## Records for this exercise

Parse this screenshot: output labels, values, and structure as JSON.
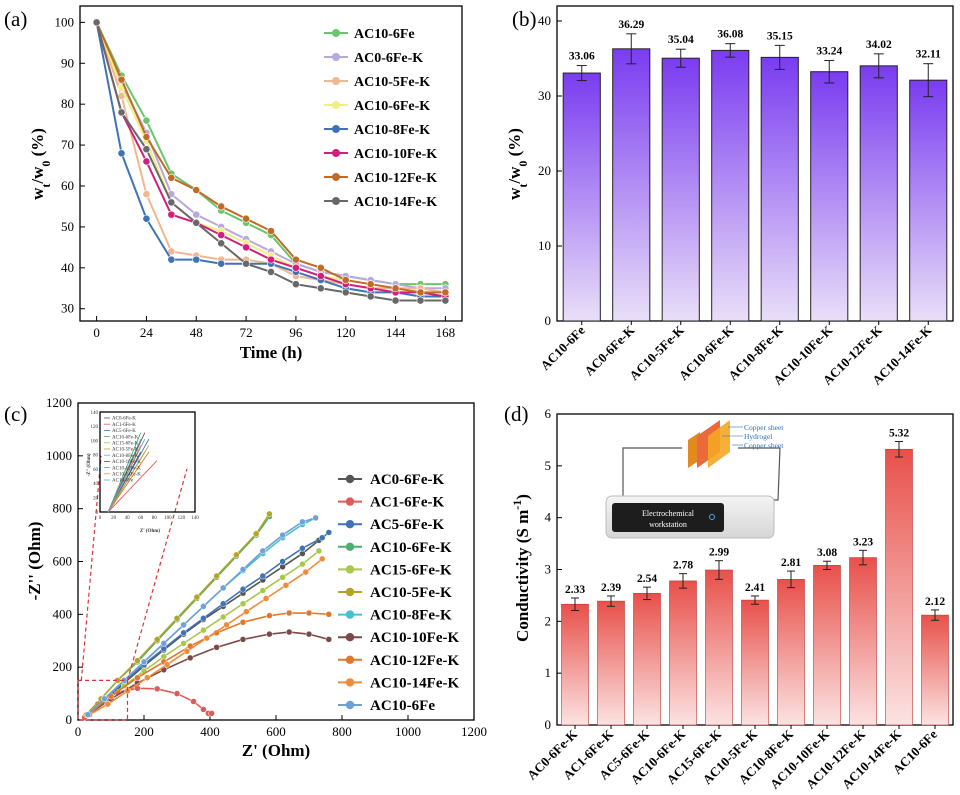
{
  "chart_data": [
    {
      "panel": "(a)",
      "type": "line",
      "xlabel": "Time (h)",
      "ylabel": "wt/w0 (%)",
      "ylabel_main": "w",
      "ylabel_sub1": "t",
      "ylabel_sep": "/w",
      "ylabel_sub2": "0",
      "ylabel_tail": " (%)",
      "xlim": [
        -8,
        176
      ],
      "ylim": [
        27,
        104
      ],
      "xticks": [
        0,
        24,
        48,
        72,
        96,
        120,
        144,
        168
      ],
      "yticks": [
        30,
        40,
        50,
        60,
        70,
        80,
        90,
        100
      ],
      "x": [
        0,
        12,
        24,
        36,
        48,
        60,
        72,
        84,
        96,
        108,
        120,
        132,
        144,
        156,
        168
      ],
      "legend_position": "top-right",
      "series": [
        {
          "name": "AC10-6Fe",
          "color": "#6cc46c",
          "values": [
            100,
            87,
            76,
            63,
            59,
            54,
            51,
            48,
            41,
            39,
            38,
            37,
            36,
            36,
            36
          ]
        },
        {
          "name": "AC0-6Fe-K",
          "color": "#b9a8dc",
          "values": [
            100,
            85,
            73,
            58,
            53,
            50,
            47,
            44,
            41,
            39,
            38,
            37,
            36,
            35,
            35
          ]
        },
        {
          "name": "AC10-5Fe-K",
          "color": "#f0b890",
          "values": [
            100,
            82,
            58,
            44,
            43,
            42,
            42,
            41,
            38,
            37,
            36,
            35,
            35,
            35,
            34
          ]
        },
        {
          "name": "AC10-6Fe-K",
          "color": "#f2ee80",
          "values": [
            100,
            84,
            71,
            56,
            51,
            49,
            46,
            43,
            40,
            38,
            37,
            36,
            35,
            34,
            34
          ]
        },
        {
          "name": "AC10-8Fe-K",
          "color": "#3f73b5",
          "values": [
            100,
            68,
            52,
            42,
            42,
            41,
            41,
            41,
            39,
            37,
            35,
            34,
            34,
            33,
            33
          ]
        },
        {
          "name": "AC10-10Fe-K",
          "color": "#d21f7d",
          "values": [
            100,
            78,
            66,
            53,
            51,
            48,
            45,
            42,
            40,
            38,
            36,
            35,
            34,
            34,
            33
          ]
        },
        {
          "name": "AC10-12Fe-K",
          "color": "#c06c28",
          "values": [
            100,
            86,
            72,
            62,
            59,
            55,
            52,
            49,
            42,
            40,
            37,
            36,
            35,
            34,
            34
          ]
        },
        {
          "name": "AC10-14Fe-K",
          "color": "#686868",
          "values": [
            100,
            78,
            69,
            56,
            51,
            46,
            41,
            39,
            36,
            35,
            34,
            33,
            32,
            32,
            32
          ]
        }
      ]
    },
    {
      "panel": "(b)",
      "type": "bar",
      "ylabel": "wt/w0 (%)",
      "ylabel_main": "w",
      "ylabel_sub1": "t",
      "ylabel_sep": "/w",
      "ylabel_sub2": "0",
      "ylabel_tail": " (%)",
      "ylim": [
        0,
        42
      ],
      "yticks": [
        0,
        10,
        20,
        30,
        40
      ],
      "categories": [
        "AC10-6Fe",
        "AC0-6Fe-K",
        "AC10-5Fe-K",
        "AC10-6Fe-K",
        "AC10-8Fe-K",
        "AC10-10Fe-K",
        "AC10-12Fe-K",
        "AC10-14Fe-K"
      ],
      "values": [
        33.06,
        36.29,
        35.04,
        36.08,
        35.15,
        33.24,
        34.02,
        32.11
      ],
      "labels": [
        "33.06",
        "36.29",
        "35.04",
        "36.08",
        "35.15",
        "33.24",
        "34.02",
        "32.11"
      ],
      "errors": [
        1.0,
        2.0,
        1.2,
        0.9,
        1.6,
        1.5,
        1.6,
        2.2
      ],
      "bar_color_top": "#7a3cf0",
      "bar_color_bottom": "#e9dff8"
    },
    {
      "panel": "(c)",
      "type": "scatter",
      "xlabel": "Z' (Ohm)",
      "ylabel": "-Z'' (Ohm)",
      "xlim": [
        0,
        1200
      ],
      "ylim": [
        0,
        1200
      ],
      "xticks": [
        0,
        200,
        400,
        600,
        800,
        1000,
        1200
      ],
      "yticks": [
        0,
        200,
        400,
        600,
        800,
        1000,
        1200
      ],
      "legend_position": "right",
      "series": [
        {
          "name": "AC0-6Fe-K",
          "color": "#555555",
          "x": [
            30,
            80,
            140,
            200,
            260,
            320,
            380,
            440,
            500,
            560,
            620,
            680,
            730
          ],
          "y": [
            20,
            70,
            140,
            205,
            265,
            325,
            380,
            430,
            480,
            530,
            580,
            630,
            680
          ]
        },
        {
          "name": "AC1-6Fe-K",
          "color": "#e05a5a",
          "x": [
            20,
            60,
            120,
            180,
            240,
            300,
            350,
            380,
            395,
            405
          ],
          "y": [
            10,
            60,
            105,
            120,
            118,
            100,
            70,
            40,
            25,
            25
          ]
        },
        {
          "name": "AC5-6Fe-K",
          "color": "#3f73b5",
          "x": [
            30,
            80,
            140,
            200,
            260,
            320,
            380,
            440,
            500,
            560,
            620,
            680,
            740,
            760
          ],
          "y": [
            20,
            75,
            145,
            210,
            270,
            330,
            385,
            440,
            495,
            545,
            600,
            650,
            690,
            710
          ]
        },
        {
          "name": "AC10-6Fe-K",
          "color": "#4caf6a",
          "x": [
            25,
            70,
            120,
            180,
            240,
            300,
            360,
            420,
            480,
            540,
            580
          ],
          "y": [
            20,
            80,
            150,
            220,
            300,
            380,
            460,
            540,
            620,
            700,
            770
          ]
        },
        {
          "name": "AC15-6Fe-K",
          "color": "#a8c84a",
          "x": [
            30,
            80,
            140,
            200,
            260,
            320,
            380,
            440,
            500,
            560,
            620,
            680,
            730
          ],
          "y": [
            20,
            70,
            130,
            185,
            240,
            290,
            340,
            390,
            440,
            490,
            540,
            590,
            640
          ]
        },
        {
          "name": "AC10-5Fe-K",
          "color": "#b5a42a",
          "x": [
            25,
            70,
            120,
            180,
            240,
            300,
            360,
            420,
            480,
            540,
            580
          ],
          "y": [
            20,
            80,
            150,
            225,
            305,
            385,
            465,
            545,
            625,
            705,
            780
          ]
        },
        {
          "name": "AC10-8Fe-K",
          "color": "#48c0cf",
          "x": [
            30,
            80,
            140,
            200,
            260,
            320,
            380,
            440,
            500,
            560,
            620,
            680,
            720
          ],
          "y": [
            20,
            80,
            150,
            220,
            290,
            360,
            430,
            500,
            565,
            630,
            690,
            740,
            765
          ]
        },
        {
          "name": "AC10-10Fe-K",
          "color": "#7a4a48",
          "x": [
            30,
            100,
            180,
            260,
            340,
            420,
            500,
            580,
            640,
            700,
            760
          ],
          "y": [
            20,
            80,
            140,
            190,
            235,
            275,
            305,
            325,
            333,
            325,
            305
          ]
        },
        {
          "name": "AC10-12Fe-K",
          "color": "#e0782c",
          "x": [
            30,
            100,
            180,
            260,
            340,
            420,
            500,
            580,
            640,
            700,
            760
          ],
          "y": [
            20,
            90,
            160,
            220,
            280,
            330,
            370,
            395,
            405,
            405,
            400
          ]
        },
        {
          "name": "AC10-14Fe-K",
          "color": "#ef8c3c",
          "x": [
            35,
            90,
            150,
            210,
            270,
            330,
            390,
            450,
            510,
            570,
            630,
            690,
            740
          ],
          "y": [
            20,
            60,
            110,
            160,
            210,
            260,
            310,
            360,
            410,
            460,
            510,
            560,
            610
          ]
        },
        {
          "name": "AC10-6Fe",
          "color": "#6fa0d8",
          "x": [
            30,
            80,
            140,
            200,
            260,
            320,
            380,
            440,
            500,
            560,
            620,
            680,
            720
          ],
          "y": [
            20,
            80,
            150,
            220,
            290,
            360,
            430,
            500,
            570,
            640,
            700,
            750,
            765
          ]
        }
      ],
      "inset": {
        "xlabel": "Z' (Ohm)",
        "ylabel": "-Z'' (Ohm)",
        "xticks": [
          0,
          20,
          40,
          60,
          80,
          100,
          120,
          140
        ],
        "yticks": [
          0,
          20,
          40,
          60,
          80,
          100,
          120,
          140
        ],
        "legend": [
          "AC0-6Fe-K",
          "AC1-6Fe-K",
          "AC5-6Fe-K",
          "AC10-6Fe-K",
          "AC15-6Fe-K",
          "AC10-5Fe-K",
          "AC10-8Fe-K",
          "AC10-10Fe-K",
          "AC10-12Fe-K",
          "AC10-14Fe-K",
          "AC10-6Fe"
        ]
      }
    },
    {
      "panel": "(d)",
      "type": "bar",
      "ylabel": "Conductivity (S m",
      "ylabel_sup": "-1",
      "ylabel_tail": ")",
      "ylim": [
        0,
        6
      ],
      "yticks": [
        0,
        1,
        2,
        3,
        4,
        5,
        6
      ],
      "categories": [
        "AC0-6Fe-K",
        "AC1-6Fe-K",
        "AC5-6Fe-K",
        "AC10-6Fe-K",
        "AC15-6Fe-K",
        "AC10-5Fe-K",
        "AC10-8Fe-K",
        "AC10-10Fe-K",
        "AC10-12Fe-K",
        "AC10-14Fe-K",
        "AC10-6Fe"
      ],
      "values": [
        2.33,
        2.39,
        2.54,
        2.78,
        2.99,
        2.41,
        2.81,
        3.08,
        3.23,
        5.32,
        2.12
      ],
      "labels": [
        "2.33",
        "2.39",
        "2.54",
        "2.78",
        "2.99",
        "2.41",
        "2.81",
        "3.08",
        "3.23",
        "5.32",
        "2.12"
      ],
      "errors": [
        0.12,
        0.1,
        0.12,
        0.14,
        0.18,
        0.08,
        0.16,
        0.08,
        0.14,
        0.15,
        0.1
      ],
      "bar_color_top": "#e8504a",
      "bar_color_bottom": "#fbe3e2",
      "device_label_1": "Electrochemical",
      "device_label_2": "workstation",
      "sheet_labels": [
        "Copper sheet",
        "Hydrogel",
        "Copper sheet"
      ]
    }
  ]
}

## Requirements
Gather each line in these records that contains the string "xlabel".

## Result
      "xlabel": "Time (h)",
      "xlabel": "Z' (Ohm)",
        "xlabel": "Z' (Ohm)",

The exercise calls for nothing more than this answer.